++++ Data section
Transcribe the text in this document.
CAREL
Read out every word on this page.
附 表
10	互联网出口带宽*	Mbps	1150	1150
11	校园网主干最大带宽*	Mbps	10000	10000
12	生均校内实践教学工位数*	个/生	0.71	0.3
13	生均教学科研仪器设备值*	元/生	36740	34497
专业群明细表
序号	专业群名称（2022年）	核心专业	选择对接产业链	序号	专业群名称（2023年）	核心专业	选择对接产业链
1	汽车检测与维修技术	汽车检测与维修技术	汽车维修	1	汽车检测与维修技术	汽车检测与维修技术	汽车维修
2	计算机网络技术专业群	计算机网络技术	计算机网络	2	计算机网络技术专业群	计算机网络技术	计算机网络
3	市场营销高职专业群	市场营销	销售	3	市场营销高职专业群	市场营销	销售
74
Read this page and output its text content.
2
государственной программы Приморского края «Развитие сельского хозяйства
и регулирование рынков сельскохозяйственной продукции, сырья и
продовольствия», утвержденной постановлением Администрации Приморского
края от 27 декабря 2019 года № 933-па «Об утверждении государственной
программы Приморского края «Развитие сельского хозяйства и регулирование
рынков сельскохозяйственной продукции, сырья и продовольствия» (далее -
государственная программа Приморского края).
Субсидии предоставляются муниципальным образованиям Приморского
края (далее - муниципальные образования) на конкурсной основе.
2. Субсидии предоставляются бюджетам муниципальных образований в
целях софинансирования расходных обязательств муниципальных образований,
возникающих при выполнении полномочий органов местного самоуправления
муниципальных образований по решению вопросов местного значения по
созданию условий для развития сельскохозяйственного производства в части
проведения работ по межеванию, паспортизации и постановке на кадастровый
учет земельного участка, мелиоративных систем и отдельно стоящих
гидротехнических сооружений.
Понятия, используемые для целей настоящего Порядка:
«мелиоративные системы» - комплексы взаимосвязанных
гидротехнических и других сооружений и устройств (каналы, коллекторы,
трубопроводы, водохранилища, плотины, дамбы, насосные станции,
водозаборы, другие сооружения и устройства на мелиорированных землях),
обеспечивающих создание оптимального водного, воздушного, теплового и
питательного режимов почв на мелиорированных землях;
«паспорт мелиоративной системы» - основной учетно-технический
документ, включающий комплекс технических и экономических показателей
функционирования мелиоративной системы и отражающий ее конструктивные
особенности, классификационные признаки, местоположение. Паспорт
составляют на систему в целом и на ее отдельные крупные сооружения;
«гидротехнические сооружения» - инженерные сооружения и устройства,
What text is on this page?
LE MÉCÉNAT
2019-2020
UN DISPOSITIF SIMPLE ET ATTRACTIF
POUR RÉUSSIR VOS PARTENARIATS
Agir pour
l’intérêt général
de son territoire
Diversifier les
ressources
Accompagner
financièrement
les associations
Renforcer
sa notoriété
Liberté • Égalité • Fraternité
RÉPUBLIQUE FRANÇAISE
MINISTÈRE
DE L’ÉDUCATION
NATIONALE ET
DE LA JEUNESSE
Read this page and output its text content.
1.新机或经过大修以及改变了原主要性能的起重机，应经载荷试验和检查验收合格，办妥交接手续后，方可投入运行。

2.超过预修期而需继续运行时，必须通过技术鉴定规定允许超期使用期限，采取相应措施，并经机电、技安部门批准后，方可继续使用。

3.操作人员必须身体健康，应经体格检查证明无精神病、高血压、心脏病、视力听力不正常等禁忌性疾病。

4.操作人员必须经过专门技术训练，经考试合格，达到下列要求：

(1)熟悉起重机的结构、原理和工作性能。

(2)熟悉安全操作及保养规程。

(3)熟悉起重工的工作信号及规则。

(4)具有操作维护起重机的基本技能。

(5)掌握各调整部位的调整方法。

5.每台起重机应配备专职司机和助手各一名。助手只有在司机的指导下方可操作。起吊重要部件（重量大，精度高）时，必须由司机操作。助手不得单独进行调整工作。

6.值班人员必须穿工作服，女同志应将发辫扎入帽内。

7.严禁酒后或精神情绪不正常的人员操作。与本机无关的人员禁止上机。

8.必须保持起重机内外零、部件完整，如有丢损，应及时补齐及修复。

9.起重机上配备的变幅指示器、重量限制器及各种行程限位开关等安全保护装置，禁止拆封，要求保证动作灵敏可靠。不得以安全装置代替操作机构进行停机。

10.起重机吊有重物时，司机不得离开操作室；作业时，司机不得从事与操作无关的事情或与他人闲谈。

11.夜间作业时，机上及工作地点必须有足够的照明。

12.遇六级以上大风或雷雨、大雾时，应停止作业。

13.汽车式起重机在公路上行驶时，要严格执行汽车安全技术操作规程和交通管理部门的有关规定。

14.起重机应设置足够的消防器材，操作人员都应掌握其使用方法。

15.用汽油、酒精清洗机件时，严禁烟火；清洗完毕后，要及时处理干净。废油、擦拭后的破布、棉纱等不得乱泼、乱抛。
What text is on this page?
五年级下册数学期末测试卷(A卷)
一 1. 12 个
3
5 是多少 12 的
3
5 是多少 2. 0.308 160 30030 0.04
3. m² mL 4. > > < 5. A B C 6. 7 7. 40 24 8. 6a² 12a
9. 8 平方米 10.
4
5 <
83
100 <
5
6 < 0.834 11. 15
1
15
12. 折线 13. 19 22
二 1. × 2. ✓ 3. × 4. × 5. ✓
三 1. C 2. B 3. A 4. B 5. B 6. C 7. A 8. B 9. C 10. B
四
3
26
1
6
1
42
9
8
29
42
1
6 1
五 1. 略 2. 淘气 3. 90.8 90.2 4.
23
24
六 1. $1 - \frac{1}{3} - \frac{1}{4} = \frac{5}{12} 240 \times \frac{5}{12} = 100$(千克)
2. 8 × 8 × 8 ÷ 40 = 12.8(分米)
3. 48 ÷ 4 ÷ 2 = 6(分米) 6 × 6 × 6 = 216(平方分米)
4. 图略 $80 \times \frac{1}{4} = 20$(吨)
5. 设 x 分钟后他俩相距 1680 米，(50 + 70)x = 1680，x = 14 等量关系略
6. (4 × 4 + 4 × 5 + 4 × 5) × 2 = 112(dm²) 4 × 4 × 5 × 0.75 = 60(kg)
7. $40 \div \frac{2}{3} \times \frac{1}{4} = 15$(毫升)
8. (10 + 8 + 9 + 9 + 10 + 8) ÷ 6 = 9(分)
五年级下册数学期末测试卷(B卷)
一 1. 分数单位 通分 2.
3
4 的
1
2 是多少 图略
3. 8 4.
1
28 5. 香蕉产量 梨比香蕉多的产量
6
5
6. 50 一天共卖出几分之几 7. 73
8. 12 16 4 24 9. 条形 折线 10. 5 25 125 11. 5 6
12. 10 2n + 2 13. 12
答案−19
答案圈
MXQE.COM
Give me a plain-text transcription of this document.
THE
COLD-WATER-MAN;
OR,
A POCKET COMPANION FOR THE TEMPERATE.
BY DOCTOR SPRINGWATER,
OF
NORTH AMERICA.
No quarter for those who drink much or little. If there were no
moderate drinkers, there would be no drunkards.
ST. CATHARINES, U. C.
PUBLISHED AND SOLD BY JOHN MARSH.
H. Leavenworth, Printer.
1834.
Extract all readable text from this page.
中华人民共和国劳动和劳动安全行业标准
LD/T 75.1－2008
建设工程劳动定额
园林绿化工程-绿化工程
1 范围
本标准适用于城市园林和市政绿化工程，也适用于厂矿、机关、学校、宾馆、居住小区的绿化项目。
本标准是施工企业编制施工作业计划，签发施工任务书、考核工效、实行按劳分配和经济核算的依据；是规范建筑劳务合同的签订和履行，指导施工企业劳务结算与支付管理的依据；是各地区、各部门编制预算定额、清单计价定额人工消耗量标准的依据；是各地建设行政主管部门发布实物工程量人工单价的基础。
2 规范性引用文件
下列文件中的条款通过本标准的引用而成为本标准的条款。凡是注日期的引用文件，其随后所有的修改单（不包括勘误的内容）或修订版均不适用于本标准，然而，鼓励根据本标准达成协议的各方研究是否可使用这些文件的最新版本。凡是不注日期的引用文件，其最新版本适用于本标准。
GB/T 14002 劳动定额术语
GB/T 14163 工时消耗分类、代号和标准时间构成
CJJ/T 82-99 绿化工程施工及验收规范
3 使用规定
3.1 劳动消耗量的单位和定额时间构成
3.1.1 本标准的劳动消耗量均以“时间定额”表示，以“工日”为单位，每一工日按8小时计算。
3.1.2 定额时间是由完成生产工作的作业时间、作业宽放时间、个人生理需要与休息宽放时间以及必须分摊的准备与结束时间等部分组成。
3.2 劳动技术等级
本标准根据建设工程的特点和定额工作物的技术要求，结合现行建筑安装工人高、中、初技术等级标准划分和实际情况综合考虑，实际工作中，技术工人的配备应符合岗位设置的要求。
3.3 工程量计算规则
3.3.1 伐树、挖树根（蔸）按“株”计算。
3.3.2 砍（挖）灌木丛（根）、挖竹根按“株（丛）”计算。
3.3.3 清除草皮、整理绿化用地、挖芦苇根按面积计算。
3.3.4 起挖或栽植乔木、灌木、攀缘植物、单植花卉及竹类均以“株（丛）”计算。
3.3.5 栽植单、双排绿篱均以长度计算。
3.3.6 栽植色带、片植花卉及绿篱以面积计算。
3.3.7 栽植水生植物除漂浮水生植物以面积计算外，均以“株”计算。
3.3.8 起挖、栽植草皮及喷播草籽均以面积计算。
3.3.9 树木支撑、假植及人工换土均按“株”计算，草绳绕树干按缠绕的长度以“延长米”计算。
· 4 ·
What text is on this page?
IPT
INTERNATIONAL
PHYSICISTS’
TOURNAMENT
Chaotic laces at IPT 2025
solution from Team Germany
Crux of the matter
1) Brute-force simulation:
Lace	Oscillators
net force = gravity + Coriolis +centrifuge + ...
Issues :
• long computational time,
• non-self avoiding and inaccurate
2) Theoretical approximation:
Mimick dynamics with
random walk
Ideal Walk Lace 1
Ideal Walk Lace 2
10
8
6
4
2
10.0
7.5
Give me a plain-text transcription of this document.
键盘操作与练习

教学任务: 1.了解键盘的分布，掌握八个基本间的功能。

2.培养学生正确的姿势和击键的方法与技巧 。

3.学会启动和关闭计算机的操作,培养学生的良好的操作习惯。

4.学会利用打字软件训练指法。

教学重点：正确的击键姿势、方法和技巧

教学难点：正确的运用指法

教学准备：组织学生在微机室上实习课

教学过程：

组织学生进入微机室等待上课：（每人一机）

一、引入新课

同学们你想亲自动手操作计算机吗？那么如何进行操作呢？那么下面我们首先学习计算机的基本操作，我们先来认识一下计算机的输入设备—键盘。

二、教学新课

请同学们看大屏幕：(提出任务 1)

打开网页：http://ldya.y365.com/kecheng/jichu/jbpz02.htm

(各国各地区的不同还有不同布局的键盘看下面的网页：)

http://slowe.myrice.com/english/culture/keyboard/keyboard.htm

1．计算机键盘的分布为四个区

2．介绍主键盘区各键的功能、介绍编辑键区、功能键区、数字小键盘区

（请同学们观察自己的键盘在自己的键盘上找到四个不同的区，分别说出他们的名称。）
++++++++
* _To be done_: What number of lines in the records contain the word "Приморского"? Answer with that number alone.

* _Full response_: 5